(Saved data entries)

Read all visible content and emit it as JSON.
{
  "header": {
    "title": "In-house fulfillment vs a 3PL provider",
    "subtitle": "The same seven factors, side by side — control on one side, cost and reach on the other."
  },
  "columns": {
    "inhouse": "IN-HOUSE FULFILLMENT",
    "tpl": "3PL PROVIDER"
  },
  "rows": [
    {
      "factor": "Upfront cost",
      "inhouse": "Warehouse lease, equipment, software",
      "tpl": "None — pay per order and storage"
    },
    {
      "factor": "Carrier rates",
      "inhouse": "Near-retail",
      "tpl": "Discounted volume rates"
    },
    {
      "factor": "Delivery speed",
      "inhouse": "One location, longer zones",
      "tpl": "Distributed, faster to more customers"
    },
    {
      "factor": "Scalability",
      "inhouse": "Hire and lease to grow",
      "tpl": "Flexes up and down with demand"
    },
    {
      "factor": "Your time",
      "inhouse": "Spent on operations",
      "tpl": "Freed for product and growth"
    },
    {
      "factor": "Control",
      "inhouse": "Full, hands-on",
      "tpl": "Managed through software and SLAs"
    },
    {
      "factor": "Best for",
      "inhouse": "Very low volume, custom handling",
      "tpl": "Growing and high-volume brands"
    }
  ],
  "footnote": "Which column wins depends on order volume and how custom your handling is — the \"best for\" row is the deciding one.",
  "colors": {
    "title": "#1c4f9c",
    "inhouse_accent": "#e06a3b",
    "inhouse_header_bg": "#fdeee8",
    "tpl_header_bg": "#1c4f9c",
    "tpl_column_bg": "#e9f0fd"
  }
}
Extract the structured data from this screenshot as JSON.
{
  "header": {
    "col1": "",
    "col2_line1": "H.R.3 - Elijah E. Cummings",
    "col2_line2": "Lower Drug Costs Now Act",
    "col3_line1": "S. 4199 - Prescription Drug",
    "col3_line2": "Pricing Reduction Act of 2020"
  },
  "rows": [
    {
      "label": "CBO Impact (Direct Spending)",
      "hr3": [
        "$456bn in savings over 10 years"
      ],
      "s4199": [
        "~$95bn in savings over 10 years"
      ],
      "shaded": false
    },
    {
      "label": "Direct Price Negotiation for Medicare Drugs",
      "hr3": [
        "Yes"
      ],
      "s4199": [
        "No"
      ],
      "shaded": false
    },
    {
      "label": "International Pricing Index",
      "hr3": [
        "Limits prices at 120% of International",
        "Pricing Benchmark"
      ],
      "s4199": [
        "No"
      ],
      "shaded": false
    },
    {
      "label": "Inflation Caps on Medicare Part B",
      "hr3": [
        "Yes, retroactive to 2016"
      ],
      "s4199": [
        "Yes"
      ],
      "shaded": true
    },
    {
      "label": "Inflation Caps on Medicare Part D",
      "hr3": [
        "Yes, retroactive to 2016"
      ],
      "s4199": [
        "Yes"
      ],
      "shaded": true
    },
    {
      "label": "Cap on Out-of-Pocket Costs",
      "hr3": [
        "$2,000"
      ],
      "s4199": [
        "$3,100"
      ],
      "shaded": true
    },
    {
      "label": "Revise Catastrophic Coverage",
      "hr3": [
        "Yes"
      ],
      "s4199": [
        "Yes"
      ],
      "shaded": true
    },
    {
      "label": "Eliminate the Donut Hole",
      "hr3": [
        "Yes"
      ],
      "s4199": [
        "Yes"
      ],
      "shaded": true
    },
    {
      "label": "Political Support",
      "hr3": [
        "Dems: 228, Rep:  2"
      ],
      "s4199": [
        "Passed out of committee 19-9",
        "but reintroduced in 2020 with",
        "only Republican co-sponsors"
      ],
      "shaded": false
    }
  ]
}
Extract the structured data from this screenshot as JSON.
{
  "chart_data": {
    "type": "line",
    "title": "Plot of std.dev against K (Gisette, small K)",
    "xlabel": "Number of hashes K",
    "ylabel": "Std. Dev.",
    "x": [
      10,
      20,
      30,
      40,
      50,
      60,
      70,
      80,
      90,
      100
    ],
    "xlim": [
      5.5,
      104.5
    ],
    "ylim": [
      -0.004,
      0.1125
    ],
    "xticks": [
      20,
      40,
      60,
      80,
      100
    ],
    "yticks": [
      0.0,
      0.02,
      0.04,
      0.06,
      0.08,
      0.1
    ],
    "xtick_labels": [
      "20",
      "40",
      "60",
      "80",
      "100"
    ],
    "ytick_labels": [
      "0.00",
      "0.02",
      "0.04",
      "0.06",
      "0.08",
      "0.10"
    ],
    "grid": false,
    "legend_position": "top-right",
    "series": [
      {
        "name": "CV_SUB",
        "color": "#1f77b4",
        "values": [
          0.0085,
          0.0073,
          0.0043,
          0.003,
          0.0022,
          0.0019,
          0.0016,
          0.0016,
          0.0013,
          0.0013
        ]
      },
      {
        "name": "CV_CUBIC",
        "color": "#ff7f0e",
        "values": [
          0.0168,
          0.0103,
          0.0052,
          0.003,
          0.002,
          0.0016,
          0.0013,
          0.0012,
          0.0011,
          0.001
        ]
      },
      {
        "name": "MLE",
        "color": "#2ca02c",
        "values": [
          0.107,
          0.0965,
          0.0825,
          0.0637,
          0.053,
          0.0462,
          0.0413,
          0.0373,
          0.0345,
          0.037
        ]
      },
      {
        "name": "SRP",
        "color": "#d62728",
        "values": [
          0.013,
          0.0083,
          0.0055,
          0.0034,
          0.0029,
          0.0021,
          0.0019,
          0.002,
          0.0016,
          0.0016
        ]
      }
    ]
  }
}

Short exercise — Pull out all lines in the data above that include "Caps".

The output —
      "label": "Inflation Caps on Medicare Part B",
      "label": "Inflation Caps on Medicare Part D",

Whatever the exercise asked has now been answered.